EXERCISE DATA:
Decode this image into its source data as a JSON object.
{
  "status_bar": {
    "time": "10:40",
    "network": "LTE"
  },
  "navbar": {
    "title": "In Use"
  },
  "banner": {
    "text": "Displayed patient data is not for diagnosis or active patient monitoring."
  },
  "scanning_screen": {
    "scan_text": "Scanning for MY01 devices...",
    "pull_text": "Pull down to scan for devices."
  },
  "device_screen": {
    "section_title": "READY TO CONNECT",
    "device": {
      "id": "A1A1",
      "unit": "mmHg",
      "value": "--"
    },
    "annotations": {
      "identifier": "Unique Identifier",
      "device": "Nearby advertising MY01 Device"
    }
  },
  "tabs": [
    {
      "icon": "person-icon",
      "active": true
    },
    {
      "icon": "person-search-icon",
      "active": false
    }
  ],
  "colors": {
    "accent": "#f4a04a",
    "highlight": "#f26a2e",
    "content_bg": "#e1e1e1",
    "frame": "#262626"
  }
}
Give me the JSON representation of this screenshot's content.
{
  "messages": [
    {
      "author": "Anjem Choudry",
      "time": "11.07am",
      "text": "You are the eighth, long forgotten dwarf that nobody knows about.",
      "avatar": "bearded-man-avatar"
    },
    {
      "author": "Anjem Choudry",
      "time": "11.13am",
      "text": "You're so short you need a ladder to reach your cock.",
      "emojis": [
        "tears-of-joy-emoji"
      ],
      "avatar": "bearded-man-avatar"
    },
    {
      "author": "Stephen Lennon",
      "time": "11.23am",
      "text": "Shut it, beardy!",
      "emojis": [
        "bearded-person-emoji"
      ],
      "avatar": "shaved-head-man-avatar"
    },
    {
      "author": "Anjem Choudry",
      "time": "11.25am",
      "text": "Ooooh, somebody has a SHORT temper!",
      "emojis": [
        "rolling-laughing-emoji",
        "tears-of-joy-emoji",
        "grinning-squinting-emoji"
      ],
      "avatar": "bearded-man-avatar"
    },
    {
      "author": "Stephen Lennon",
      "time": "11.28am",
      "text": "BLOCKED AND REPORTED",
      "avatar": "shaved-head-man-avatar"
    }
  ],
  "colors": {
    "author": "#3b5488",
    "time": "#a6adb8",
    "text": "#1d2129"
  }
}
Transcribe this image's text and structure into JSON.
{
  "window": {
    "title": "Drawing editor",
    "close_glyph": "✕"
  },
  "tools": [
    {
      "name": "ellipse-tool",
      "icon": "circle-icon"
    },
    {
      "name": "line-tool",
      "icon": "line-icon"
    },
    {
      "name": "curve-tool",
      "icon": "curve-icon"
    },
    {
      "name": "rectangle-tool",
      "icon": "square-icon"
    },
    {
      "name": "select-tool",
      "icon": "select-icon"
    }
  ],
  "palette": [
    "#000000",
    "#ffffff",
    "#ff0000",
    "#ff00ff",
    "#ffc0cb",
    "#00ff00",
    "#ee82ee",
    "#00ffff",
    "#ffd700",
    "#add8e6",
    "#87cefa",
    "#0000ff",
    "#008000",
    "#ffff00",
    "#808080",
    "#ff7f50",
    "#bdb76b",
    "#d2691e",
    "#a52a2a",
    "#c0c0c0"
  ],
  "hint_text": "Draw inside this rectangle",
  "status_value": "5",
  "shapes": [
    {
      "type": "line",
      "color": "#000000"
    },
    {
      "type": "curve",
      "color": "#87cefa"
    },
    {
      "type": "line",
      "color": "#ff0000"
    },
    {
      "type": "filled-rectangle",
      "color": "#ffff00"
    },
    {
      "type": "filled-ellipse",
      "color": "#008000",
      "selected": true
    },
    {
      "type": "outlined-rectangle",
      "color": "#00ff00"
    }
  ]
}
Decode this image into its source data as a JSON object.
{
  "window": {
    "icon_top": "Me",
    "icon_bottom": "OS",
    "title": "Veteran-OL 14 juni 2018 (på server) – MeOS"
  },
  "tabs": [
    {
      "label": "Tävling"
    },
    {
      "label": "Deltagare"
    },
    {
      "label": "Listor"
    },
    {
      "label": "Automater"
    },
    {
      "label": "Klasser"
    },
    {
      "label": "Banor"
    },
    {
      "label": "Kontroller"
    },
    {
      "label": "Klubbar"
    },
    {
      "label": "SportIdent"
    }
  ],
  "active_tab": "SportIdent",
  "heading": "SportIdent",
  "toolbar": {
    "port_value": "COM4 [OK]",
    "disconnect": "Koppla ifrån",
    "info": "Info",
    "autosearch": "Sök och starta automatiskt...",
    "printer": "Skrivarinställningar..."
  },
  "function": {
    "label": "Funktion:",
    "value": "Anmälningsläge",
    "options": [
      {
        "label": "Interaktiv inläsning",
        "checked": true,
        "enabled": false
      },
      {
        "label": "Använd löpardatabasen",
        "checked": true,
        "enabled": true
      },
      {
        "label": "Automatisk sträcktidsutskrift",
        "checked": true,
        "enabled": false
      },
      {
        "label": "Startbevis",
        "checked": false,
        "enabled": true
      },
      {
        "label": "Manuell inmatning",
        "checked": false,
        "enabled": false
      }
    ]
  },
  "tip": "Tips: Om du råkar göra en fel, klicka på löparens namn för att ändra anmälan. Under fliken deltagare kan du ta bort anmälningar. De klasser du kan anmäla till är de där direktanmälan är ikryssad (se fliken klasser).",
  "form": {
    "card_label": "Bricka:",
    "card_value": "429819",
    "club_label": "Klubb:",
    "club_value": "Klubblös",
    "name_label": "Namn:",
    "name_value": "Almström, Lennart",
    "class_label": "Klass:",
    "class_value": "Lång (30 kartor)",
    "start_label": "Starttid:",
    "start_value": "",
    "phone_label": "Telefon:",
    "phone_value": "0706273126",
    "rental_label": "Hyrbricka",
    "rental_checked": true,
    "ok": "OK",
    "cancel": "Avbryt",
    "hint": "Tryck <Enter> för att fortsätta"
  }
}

INSTRUCTION: Each line in the material either holds the string "filled" or does not. State how many do, and nothing else.

PROBLEM SOLUTION: 2